* [What to produce]: For the material that follows, work out how many lines hold the word "Legend" and answer only with the number.

* [Working data]:

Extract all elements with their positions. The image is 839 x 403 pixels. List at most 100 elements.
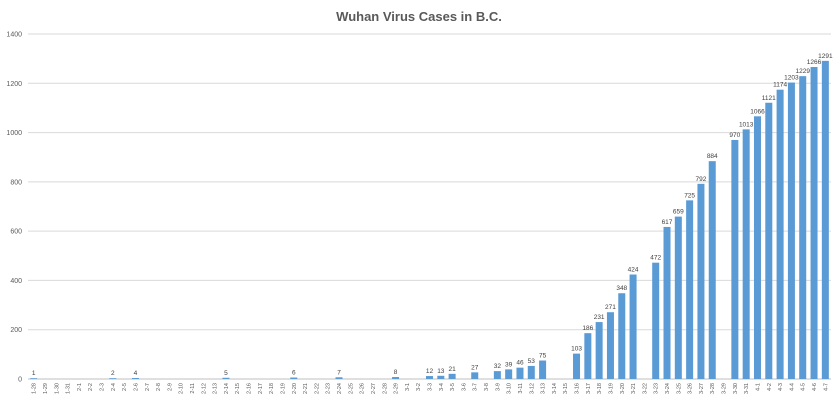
bar — [516, 367, 524, 379]
bar — [448, 373, 456, 379]
data-label: 21 — [449, 366, 457, 373]
x-tick-label: 2-16 — [247, 383, 253, 394]
x-tick-label: 3-5 — [450, 383, 456, 391]
bar — [742, 129, 750, 379]
x-tick-label: 3-23 — [654, 383, 660, 394]
x-tick-label: 3-13 — [541, 383, 547, 394]
data-label: 1 — [32, 370, 36, 377]
chart-title: Wuhan Virus Cases in B.C. — [336, 9, 502, 24]
bar — [131, 378, 139, 379]
y-tick-label: 1000 — [6, 130, 22, 137]
x-tick-label: 3-31 — [744, 383, 750, 394]
data-label: 6 — [292, 370, 296, 377]
y-tick-label: 1400 — [6, 32, 22, 39]
x-tick-label: 3-11 — [518, 383, 524, 394]
y-tick-label: 600 — [10, 229, 22, 236]
x-tick-label: 3-30 — [733, 383, 739, 394]
x-tick-label: 1-28 — [32, 383, 38, 394]
bar — [708, 161, 716, 379]
data-label: 39 — [505, 361, 513, 368]
x-tick-label: 3-7 — [473, 383, 479, 391]
x-tick-label: 3-29 — [722, 383, 728, 394]
x-tick-label: 3-10 — [507, 383, 513, 394]
x-tick-label: 2-28 — [382, 383, 388, 394]
data-label: 46 — [516, 360, 524, 367]
x-tick-label: 2-25 — [348, 383, 354, 394]
bar — [584, 333, 592, 379]
data-label: 2 — [111, 370, 115, 377]
x-tick-label: 4-1 — [755, 383, 761, 391]
x-tick-label: 3-6 — [461, 383, 467, 391]
data-label: 884 — [707, 153, 718, 160]
x-tick-label: 2-23 — [326, 383, 332, 394]
x-tick-label: 1-31 — [66, 383, 72, 394]
data-label: 424 — [628, 267, 639, 274]
x-tick-label: 2-15 — [235, 383, 241, 394]
x-tick-label: 3-26 — [688, 383, 694, 394]
bar — [618, 293, 626, 379]
data-label: 7 — [337, 369, 341, 376]
bar — [652, 262, 660, 379]
x-tick-label: 2-2 — [88, 383, 94, 391]
bar — [290, 377, 298, 379]
x-tick-label: 2-19 — [280, 383, 286, 394]
bar — [30, 378, 38, 379]
x-tick-label: 3-21 — [631, 383, 637, 394]
x-tick-label: 3-27 — [699, 383, 705, 394]
gridlines — [28, 33, 831, 380]
bar — [799, 76, 807, 379]
x-tick-label: 2-20 — [292, 383, 298, 394]
x-tick-label: 4-6 — [812, 383, 818, 391]
bar — [686, 200, 694, 379]
bar — [765, 102, 773, 379]
x-tick-label: 2-10 — [179, 383, 185, 394]
x-tick-label: 2-22 — [314, 383, 320, 394]
x-tick-label: 3-9 — [495, 383, 501, 391]
bar — [697, 183, 705, 379]
bar — [527, 365, 535, 379]
x-tick-label: 2-9 — [167, 383, 173, 391]
y-tick-label: 1200 — [6, 81, 22, 88]
x-tick-label: 4-4 — [789, 383, 795, 391]
bar — [573, 353, 581, 379]
data-label: 1066 — [750, 108, 765, 115]
bar — [595, 322, 603, 379]
data-label: 970 — [729, 132, 740, 139]
x-tick-label: 2-27 — [371, 383, 377, 394]
x-tick-label: 3-25 — [676, 383, 682, 394]
data-label: 1266 — [807, 59, 822, 66]
bar — [539, 360, 547, 379]
bar — [731, 139, 739, 379]
x-tick-label: 2-7 — [145, 383, 151, 391]
x-tick-label: 3-24 — [665, 383, 671, 394]
y-tick-label: 800 — [10, 179, 22, 186]
data-label: 27 — [471, 364, 479, 371]
x-tick-label: 3-2 — [416, 383, 422, 391]
x-tick-label: 3-19 — [608, 383, 614, 394]
x-tick-label: 2-11 — [190, 383, 196, 394]
bar — [471, 372, 479, 379]
bar — [392, 377, 400, 379]
data-label: 5 — [224, 370, 228, 377]
data-label: 472 — [650, 255, 661, 262]
data-label: 1121 — [762, 95, 776, 102]
x-tick-label: 2-17 — [258, 383, 264, 394]
x-tick-label: 1-30 — [54, 383, 60, 394]
x-tick-label: 2-4 — [111, 383, 117, 391]
x-tick-label: 2-1 — [77, 383, 83, 391]
x-tick-label: 2-12 — [201, 383, 207, 394]
data-label: 792 — [696, 176, 707, 183]
data-label: 8 — [394, 369, 398, 376]
x-tick-label: 4-7 — [823, 383, 829, 391]
bar — [810, 67, 818, 380]
data-label: 32 — [494, 363, 502, 370]
data-label: 186 — [582, 325, 593, 332]
data-label: 1013 — [739, 121, 754, 128]
data-label: 725 — [684, 192, 695, 199]
bar — [425, 376, 434, 379]
bar — [335, 377, 343, 379]
x-tick-label: 2-8 — [156, 383, 162, 391]
bar — [674, 216, 682, 379]
x-tick-label: 3-1 — [405, 383, 411, 391]
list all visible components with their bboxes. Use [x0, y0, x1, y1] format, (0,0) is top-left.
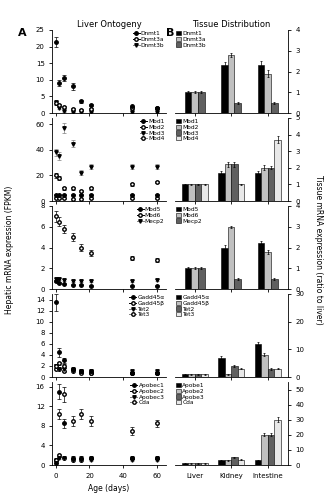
Bar	[231, 164, 238, 201]
Bar	[274, 140, 281, 201]
Text: Tissue mRNA expression (ratio to liver): Tissue mRNA expression (ratio to liver)	[314, 175, 323, 325]
Bar	[268, 368, 274, 377]
Bar	[271, 102, 278, 113]
Bar	[228, 55, 234, 113]
Bar	[261, 355, 268, 377]
Bar	[181, 184, 188, 201]
Bar	[238, 184, 244, 201]
Bar	[225, 374, 231, 377]
Bar	[265, 74, 271, 113]
Bar	[185, 268, 191, 289]
Bar	[191, 268, 198, 289]
Bar	[195, 184, 201, 201]
Text: Hepatic mRNA expression (FPKM): Hepatic mRNA expression (FPKM)	[5, 186, 14, 314]
Bar	[195, 374, 201, 377]
Bar	[231, 366, 238, 377]
Bar	[274, 420, 281, 465]
Bar	[218, 460, 225, 465]
Bar	[231, 458, 238, 465]
Bar	[218, 173, 225, 201]
Bar	[188, 464, 195, 465]
Title: Liver Ontogeny: Liver Ontogeny	[77, 20, 141, 29]
Bar	[254, 460, 261, 465]
Bar	[274, 368, 281, 377]
Bar	[258, 244, 265, 289]
Bar	[234, 278, 241, 289]
Text: B: B	[165, 28, 174, 38]
Legend: Dnmt1, Dnmt3a, Dnmt3b: Dnmt1, Dnmt3a, Dnmt3b	[175, 30, 206, 48]
Legend: Apobe1, Apobe2, Apobe3, Cda: Apobe1, Apobe2, Apobe3, Cda	[175, 382, 205, 406]
Bar	[181, 374, 188, 377]
Bar	[238, 460, 244, 465]
Bar	[201, 184, 208, 201]
Bar	[265, 252, 271, 289]
Legend: Dnmt1, Dnmt3a, Dnmt3b: Dnmt1, Dnmt3a, Dnmt3b	[132, 30, 165, 48]
Bar	[261, 168, 268, 201]
Bar	[198, 268, 204, 289]
Bar	[254, 173, 261, 201]
Bar	[221, 248, 228, 289]
Bar	[234, 102, 241, 113]
Legend: Mbd5, Mbd6, Mecp2: Mbd5, Mbd6, Mecp2	[175, 206, 202, 224]
Bar	[218, 358, 225, 377]
Bar	[261, 435, 268, 465]
Bar	[271, 278, 278, 289]
Bar	[258, 66, 265, 113]
Legend: Apobec1, Apobec2, Apobec3, Cda: Apobec1, Apobec2, Apobec3, Cda	[130, 382, 165, 406]
Legend: Gadd45α, Gadd45β, Tet2, Tet3: Gadd45α, Gadd45β, Tet2, Tet3	[175, 294, 210, 318]
Bar	[254, 344, 261, 377]
Bar	[191, 92, 198, 113]
Bar	[238, 368, 244, 377]
Bar	[181, 464, 188, 465]
Bar	[268, 435, 274, 465]
Legend: Mbd1, Mbd2, Mbd3, Mbd4: Mbd1, Mbd2, Mbd3, Mbd4	[175, 118, 199, 142]
Bar	[225, 164, 231, 201]
Legend: Mbd5, Mbd6, Mecp2: Mbd5, Mbd6, Mecp2	[136, 206, 165, 224]
Title: Tissue Distribution: Tissue Distribution	[192, 20, 270, 29]
Bar	[268, 168, 274, 201]
Bar	[228, 226, 234, 289]
Legend: Mbd1, Mbd2, Mbd3, Mbd4: Mbd1, Mbd2, Mbd3, Mbd4	[139, 118, 165, 142]
Legend: Gadd45α, Gadd45β, Tet2, Tet3: Gadd45α, Gadd45β, Tet2, Tet3	[129, 294, 165, 318]
Bar	[195, 464, 201, 465]
Bar	[225, 460, 231, 465]
X-axis label: Age (days): Age (days)	[88, 484, 129, 493]
Text: A: A	[18, 28, 27, 38]
Bar	[221, 66, 228, 113]
Bar	[188, 184, 195, 201]
Bar	[201, 464, 208, 465]
Bar	[185, 92, 191, 113]
Bar	[198, 92, 204, 113]
Bar	[201, 374, 208, 377]
Bar	[188, 374, 195, 377]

* [Task output]: 10